- **Task to carry out**: Copy out every line that contains "values".

Data entries:
* Start *

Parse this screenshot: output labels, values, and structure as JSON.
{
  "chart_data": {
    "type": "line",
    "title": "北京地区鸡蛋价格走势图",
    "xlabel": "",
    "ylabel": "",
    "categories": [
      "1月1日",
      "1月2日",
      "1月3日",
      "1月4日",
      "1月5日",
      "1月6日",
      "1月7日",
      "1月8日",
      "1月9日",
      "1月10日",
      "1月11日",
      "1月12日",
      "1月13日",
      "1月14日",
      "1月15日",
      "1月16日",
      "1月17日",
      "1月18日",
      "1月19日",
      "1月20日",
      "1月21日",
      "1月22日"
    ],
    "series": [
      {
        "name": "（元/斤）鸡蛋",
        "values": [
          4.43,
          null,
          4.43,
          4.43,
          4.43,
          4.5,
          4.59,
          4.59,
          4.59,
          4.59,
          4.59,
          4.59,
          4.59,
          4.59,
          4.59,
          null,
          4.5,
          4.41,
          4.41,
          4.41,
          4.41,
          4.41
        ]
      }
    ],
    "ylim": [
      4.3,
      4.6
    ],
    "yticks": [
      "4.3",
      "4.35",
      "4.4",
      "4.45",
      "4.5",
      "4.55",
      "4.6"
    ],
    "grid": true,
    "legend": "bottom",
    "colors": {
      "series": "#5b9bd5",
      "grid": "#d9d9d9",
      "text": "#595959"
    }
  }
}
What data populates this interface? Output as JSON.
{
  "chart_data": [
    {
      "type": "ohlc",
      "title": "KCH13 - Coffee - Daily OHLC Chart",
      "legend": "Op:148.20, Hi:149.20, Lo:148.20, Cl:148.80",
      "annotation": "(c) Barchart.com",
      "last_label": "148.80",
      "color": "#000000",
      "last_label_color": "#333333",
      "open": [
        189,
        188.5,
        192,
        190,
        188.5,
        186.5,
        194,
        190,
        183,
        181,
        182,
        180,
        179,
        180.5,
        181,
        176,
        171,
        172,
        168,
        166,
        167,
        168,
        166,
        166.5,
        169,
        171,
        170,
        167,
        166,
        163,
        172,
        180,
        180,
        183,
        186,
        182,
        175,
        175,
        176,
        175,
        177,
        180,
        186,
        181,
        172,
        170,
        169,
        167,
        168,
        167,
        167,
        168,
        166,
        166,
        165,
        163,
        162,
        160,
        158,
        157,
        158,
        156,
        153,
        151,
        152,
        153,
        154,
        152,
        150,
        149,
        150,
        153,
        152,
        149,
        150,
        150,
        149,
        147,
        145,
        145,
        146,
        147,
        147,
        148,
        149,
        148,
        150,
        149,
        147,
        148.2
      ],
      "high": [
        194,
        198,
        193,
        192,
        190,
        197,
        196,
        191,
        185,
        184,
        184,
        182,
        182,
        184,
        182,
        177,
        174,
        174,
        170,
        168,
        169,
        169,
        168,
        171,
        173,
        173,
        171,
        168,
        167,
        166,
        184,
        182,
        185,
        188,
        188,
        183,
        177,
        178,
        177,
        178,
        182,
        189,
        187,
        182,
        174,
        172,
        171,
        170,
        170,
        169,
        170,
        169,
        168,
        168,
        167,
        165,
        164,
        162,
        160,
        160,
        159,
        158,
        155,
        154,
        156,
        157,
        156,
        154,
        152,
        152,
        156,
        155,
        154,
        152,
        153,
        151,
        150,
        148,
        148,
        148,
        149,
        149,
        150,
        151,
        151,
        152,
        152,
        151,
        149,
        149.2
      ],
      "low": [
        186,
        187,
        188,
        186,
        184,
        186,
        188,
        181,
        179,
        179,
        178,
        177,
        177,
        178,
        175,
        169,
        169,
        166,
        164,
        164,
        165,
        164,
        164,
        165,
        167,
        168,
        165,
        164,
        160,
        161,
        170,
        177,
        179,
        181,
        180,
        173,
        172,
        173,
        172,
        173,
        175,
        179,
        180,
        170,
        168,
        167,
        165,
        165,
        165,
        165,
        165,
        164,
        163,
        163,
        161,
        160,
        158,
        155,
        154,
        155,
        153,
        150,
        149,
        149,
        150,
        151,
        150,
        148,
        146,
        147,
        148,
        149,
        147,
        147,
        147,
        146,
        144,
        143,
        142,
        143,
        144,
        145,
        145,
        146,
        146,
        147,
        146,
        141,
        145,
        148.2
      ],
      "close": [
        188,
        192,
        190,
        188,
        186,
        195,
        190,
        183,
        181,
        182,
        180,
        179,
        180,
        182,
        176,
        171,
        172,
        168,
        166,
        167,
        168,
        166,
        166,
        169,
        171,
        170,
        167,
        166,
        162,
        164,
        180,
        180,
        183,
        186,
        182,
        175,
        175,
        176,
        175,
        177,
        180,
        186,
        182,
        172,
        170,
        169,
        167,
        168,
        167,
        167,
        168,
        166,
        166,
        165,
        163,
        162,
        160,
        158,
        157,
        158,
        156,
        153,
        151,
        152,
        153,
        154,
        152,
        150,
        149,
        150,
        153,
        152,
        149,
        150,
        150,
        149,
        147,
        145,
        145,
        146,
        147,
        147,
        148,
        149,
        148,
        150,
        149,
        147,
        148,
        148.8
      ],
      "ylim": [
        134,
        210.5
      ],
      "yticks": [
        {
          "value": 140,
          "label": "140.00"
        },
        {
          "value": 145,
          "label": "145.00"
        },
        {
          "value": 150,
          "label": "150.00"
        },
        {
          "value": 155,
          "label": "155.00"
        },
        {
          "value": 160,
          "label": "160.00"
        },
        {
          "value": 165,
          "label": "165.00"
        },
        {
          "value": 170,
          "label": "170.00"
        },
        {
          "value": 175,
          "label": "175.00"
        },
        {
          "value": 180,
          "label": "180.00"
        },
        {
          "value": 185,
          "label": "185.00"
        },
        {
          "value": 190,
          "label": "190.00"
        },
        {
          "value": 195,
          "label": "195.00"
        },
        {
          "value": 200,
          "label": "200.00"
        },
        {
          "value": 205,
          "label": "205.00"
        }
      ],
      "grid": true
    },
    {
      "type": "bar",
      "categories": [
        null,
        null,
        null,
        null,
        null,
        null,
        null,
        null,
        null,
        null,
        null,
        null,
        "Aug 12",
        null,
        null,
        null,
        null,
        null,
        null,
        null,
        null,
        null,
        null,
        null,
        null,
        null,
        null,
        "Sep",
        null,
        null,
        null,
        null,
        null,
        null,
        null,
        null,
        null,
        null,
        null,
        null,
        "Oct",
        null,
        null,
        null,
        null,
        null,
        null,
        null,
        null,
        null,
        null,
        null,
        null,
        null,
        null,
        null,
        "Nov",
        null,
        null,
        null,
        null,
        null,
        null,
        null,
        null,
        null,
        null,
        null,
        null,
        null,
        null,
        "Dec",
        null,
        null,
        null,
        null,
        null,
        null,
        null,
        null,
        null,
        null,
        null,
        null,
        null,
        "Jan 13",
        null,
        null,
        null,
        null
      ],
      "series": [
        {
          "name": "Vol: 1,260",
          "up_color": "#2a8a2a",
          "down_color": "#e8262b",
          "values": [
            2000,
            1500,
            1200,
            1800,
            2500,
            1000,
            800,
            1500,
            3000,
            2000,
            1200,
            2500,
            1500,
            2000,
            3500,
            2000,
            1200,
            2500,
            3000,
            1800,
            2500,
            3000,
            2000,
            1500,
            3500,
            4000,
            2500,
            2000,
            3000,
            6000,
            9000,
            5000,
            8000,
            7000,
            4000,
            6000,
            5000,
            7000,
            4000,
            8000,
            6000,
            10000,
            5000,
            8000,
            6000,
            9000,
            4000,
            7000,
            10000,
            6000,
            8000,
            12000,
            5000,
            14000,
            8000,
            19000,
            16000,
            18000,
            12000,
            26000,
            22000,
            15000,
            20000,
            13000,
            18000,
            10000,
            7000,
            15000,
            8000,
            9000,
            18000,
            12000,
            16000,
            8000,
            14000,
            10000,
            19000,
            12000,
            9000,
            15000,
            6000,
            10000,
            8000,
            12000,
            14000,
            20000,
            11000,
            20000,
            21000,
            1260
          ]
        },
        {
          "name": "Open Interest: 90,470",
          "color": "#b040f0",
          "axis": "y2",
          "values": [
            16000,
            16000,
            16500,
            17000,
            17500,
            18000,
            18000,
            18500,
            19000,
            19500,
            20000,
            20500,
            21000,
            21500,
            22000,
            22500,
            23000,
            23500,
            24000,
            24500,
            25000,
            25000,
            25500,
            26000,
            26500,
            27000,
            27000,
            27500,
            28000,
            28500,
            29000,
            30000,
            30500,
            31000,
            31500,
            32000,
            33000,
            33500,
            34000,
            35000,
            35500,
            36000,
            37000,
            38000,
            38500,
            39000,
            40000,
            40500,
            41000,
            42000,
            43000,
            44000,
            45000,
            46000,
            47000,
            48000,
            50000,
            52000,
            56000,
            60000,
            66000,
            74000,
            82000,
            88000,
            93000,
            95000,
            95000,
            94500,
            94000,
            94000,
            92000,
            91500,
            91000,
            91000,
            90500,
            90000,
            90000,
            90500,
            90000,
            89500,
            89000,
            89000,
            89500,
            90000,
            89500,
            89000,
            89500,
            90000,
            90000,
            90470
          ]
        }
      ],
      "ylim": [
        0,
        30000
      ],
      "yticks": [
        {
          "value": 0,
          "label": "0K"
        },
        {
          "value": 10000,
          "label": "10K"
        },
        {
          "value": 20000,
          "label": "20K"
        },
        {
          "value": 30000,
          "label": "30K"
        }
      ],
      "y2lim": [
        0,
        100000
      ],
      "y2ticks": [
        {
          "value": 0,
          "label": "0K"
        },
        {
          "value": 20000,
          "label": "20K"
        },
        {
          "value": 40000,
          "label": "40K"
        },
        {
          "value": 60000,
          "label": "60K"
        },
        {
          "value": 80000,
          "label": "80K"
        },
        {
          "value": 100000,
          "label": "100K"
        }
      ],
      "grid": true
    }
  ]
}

* End *

- **Result for this task**:
Parse this screenshot: output labels, values, and structure as JSON.
        "values": [
          "values": [
          "values": [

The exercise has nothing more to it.